_What this task involves_.
Report each line of the data that has "image" somewhere in it.

_Records supplied_.
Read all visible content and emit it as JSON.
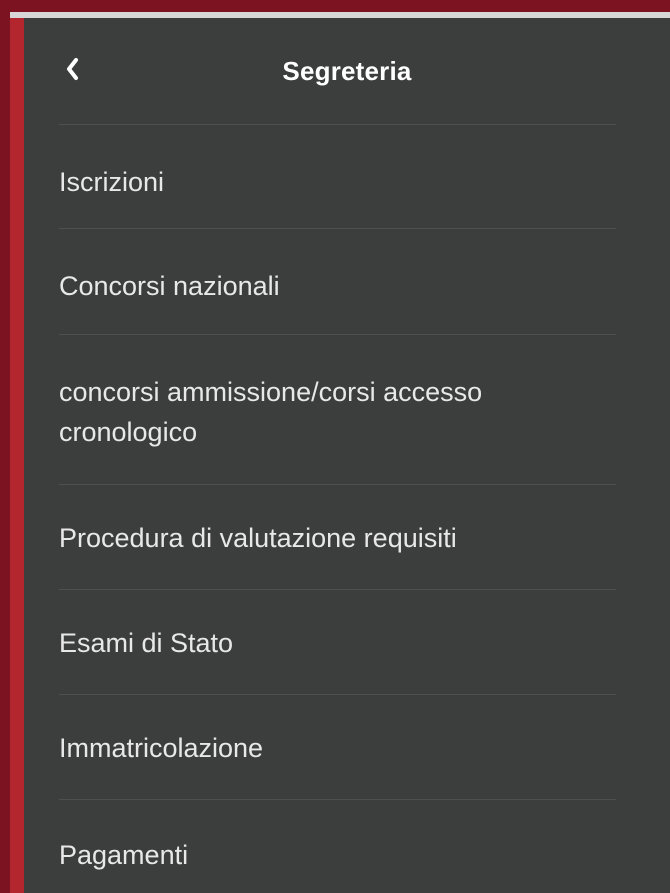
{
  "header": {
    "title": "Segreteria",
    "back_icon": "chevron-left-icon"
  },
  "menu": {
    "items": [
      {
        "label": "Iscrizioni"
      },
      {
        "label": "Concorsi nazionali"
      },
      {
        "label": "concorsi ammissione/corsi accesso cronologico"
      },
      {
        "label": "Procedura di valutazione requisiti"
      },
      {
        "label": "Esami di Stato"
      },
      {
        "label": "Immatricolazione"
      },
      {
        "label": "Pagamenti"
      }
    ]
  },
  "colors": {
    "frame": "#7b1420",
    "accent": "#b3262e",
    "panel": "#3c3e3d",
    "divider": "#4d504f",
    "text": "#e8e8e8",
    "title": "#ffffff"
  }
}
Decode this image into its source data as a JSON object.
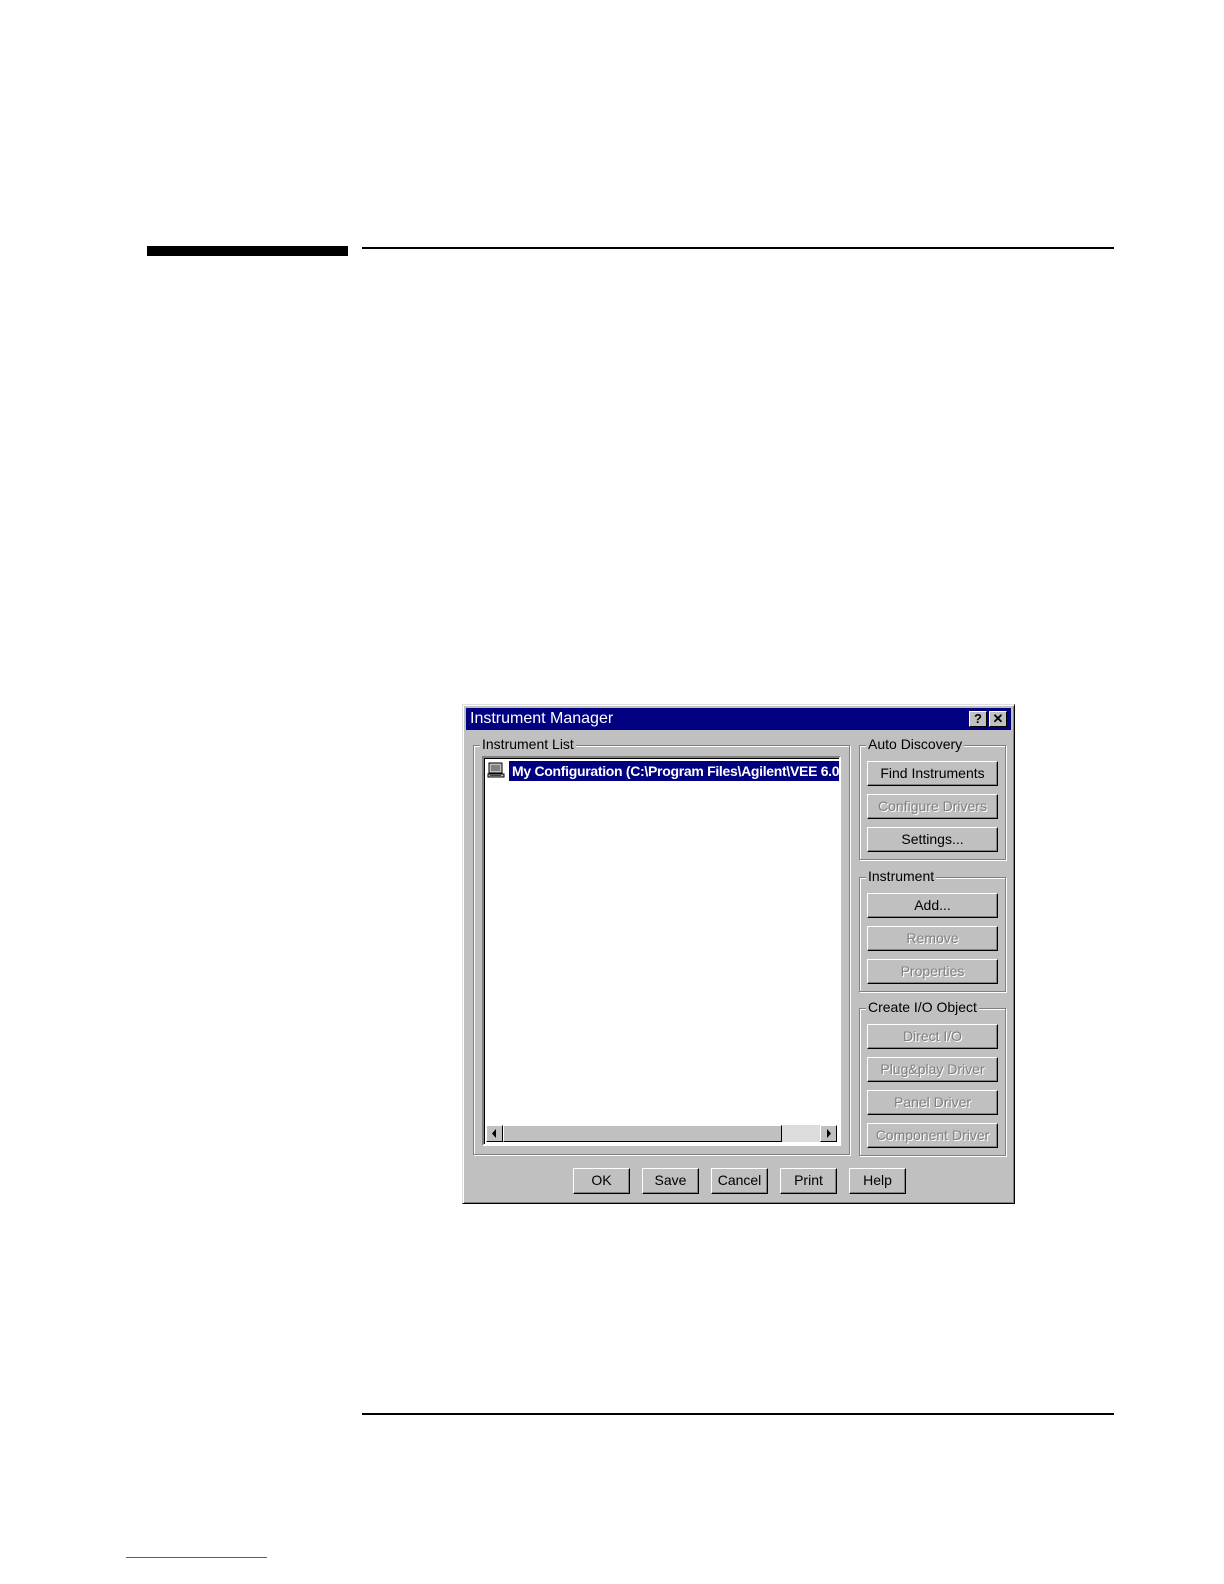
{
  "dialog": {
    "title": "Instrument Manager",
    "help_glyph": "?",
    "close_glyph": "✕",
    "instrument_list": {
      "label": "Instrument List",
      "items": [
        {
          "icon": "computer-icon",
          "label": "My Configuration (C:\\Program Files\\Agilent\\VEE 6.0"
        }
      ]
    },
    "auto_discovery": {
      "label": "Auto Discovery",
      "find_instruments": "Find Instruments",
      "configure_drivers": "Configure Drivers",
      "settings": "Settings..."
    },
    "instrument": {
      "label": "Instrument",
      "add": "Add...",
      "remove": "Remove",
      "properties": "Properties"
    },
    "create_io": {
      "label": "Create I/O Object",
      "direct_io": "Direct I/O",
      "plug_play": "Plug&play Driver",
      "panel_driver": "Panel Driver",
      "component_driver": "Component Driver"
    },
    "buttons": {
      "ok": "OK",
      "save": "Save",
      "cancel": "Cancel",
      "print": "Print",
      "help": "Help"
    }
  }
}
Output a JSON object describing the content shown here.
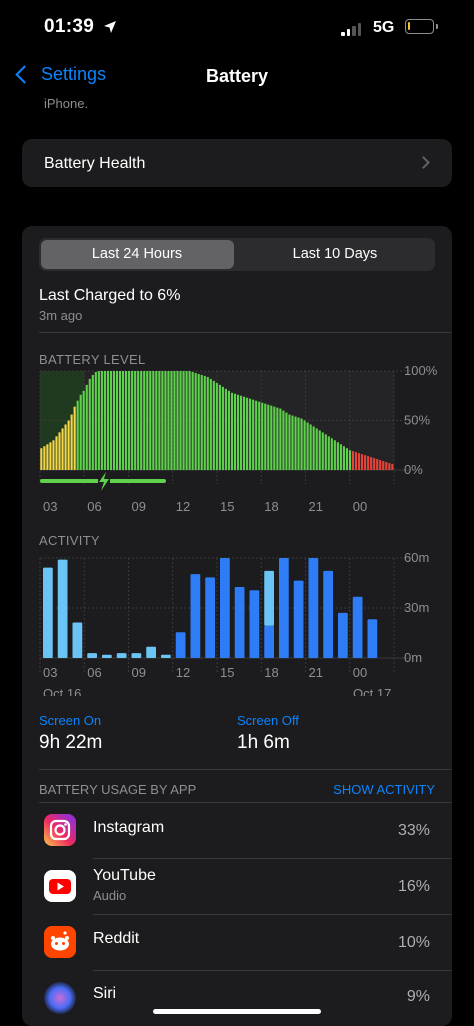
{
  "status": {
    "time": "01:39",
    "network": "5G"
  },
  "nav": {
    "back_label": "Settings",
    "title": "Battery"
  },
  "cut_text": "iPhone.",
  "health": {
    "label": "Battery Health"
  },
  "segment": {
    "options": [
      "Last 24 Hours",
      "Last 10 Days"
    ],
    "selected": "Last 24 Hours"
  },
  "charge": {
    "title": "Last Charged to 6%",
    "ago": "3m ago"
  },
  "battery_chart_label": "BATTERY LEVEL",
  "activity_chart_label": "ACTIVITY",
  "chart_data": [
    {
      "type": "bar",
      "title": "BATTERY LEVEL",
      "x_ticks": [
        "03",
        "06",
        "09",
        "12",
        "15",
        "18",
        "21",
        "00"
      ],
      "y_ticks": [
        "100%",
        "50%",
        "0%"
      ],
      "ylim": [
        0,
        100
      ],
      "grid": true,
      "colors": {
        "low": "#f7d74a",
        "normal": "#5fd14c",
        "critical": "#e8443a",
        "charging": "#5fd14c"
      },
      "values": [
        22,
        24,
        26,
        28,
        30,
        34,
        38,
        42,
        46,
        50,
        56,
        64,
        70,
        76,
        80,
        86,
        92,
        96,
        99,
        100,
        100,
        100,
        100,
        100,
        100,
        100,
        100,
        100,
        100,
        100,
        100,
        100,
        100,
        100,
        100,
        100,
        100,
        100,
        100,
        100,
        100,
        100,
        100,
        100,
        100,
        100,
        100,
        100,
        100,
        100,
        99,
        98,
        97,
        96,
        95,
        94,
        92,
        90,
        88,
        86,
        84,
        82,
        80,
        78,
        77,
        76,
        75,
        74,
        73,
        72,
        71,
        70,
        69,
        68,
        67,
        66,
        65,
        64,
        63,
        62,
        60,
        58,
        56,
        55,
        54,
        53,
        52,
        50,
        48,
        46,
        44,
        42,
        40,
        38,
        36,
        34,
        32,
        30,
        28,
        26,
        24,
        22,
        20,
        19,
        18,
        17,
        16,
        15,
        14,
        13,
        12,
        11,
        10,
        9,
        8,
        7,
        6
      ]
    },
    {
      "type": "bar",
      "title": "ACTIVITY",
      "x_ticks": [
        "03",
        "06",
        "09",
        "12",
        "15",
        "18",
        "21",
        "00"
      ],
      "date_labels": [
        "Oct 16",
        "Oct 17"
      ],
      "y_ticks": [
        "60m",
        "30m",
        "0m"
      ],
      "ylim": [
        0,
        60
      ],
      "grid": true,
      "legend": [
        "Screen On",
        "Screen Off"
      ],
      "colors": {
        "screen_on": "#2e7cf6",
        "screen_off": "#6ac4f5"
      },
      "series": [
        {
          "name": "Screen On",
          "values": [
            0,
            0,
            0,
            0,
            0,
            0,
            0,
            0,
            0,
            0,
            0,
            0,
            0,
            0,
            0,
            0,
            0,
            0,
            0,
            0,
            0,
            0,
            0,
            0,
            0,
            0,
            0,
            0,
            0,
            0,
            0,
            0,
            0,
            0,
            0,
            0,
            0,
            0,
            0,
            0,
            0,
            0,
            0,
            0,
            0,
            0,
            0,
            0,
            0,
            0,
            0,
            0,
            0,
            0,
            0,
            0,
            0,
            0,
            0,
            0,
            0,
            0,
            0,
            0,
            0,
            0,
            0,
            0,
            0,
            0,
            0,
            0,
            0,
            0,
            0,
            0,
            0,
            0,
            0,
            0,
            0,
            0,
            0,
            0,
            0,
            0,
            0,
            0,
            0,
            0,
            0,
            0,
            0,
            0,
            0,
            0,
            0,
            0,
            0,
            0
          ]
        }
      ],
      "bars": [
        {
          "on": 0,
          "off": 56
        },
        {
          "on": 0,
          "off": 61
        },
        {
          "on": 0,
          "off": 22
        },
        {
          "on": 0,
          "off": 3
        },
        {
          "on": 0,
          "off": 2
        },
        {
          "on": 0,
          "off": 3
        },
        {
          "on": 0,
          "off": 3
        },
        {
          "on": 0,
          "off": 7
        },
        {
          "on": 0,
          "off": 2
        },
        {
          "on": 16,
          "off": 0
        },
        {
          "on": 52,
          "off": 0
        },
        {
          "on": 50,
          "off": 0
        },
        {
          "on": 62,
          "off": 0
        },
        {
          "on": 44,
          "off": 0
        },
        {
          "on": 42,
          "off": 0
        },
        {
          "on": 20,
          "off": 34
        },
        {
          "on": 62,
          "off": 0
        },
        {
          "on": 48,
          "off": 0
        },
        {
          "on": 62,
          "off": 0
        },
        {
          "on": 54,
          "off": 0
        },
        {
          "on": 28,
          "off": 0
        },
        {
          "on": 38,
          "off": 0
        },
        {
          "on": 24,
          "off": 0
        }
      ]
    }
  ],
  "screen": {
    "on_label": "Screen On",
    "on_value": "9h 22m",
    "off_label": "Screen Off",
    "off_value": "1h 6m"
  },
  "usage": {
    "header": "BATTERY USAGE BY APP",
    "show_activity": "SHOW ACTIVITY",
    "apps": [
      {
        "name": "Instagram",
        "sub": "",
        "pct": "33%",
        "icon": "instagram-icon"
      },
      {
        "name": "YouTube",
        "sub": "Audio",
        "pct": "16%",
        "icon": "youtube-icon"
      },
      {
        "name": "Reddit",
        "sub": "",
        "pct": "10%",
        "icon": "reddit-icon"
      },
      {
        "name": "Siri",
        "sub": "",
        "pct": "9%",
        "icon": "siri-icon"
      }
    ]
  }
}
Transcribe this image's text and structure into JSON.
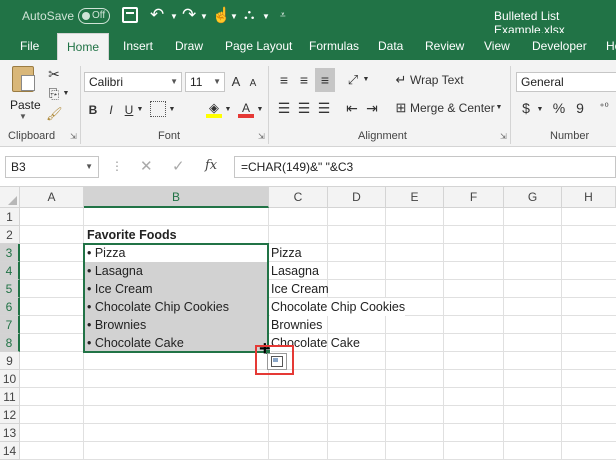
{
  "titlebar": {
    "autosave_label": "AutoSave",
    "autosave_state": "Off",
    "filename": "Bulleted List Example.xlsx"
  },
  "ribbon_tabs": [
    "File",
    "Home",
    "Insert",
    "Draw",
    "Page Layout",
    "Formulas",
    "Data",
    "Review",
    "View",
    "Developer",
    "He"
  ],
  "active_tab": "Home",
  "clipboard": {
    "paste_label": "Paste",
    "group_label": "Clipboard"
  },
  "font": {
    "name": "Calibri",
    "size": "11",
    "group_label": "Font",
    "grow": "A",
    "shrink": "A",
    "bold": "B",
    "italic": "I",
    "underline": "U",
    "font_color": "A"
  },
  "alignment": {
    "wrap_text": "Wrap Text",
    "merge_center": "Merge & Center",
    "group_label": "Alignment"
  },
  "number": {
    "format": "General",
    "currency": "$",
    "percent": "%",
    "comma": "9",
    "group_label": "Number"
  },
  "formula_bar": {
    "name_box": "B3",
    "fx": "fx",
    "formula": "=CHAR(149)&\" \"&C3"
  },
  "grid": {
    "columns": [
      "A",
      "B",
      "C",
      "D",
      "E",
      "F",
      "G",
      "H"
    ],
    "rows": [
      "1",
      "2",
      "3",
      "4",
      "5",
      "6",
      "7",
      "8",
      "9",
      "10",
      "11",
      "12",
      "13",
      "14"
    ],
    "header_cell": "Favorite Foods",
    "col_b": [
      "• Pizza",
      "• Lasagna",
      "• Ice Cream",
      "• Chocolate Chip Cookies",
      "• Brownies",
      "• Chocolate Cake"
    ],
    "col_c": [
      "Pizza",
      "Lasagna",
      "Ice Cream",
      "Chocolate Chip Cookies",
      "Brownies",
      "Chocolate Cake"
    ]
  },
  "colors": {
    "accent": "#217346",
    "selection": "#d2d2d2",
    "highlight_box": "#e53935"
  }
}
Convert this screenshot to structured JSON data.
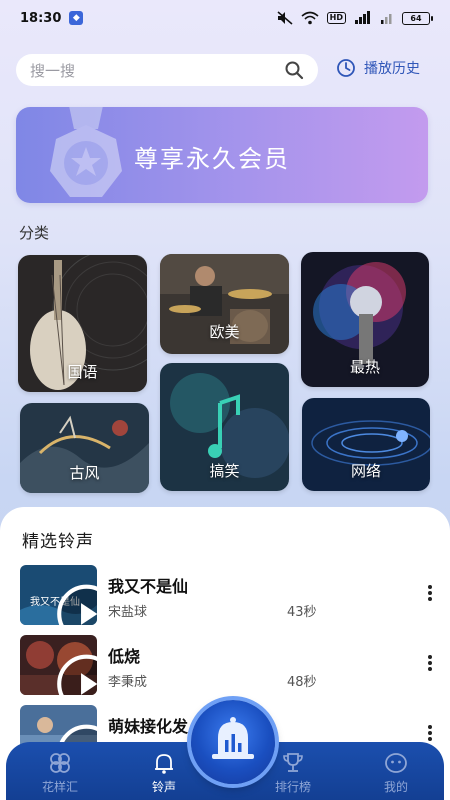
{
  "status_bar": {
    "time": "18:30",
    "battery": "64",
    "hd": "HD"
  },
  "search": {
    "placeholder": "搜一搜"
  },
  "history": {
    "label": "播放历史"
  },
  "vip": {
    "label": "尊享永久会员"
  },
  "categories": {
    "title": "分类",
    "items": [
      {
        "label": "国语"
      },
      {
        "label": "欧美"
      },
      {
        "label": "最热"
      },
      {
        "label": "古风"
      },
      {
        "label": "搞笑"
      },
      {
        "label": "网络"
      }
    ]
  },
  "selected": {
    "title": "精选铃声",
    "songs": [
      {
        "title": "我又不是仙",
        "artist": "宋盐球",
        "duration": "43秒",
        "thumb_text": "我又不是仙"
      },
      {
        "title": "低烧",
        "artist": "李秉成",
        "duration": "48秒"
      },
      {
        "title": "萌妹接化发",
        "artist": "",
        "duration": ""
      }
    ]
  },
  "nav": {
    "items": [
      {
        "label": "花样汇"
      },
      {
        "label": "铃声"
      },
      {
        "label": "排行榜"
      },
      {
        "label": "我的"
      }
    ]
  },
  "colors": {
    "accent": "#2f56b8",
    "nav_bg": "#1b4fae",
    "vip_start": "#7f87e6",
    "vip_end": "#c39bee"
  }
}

_Answer for the task_.
Decode this image into its source data as a JSON object.
Transcribe this image's text and structure into JSON.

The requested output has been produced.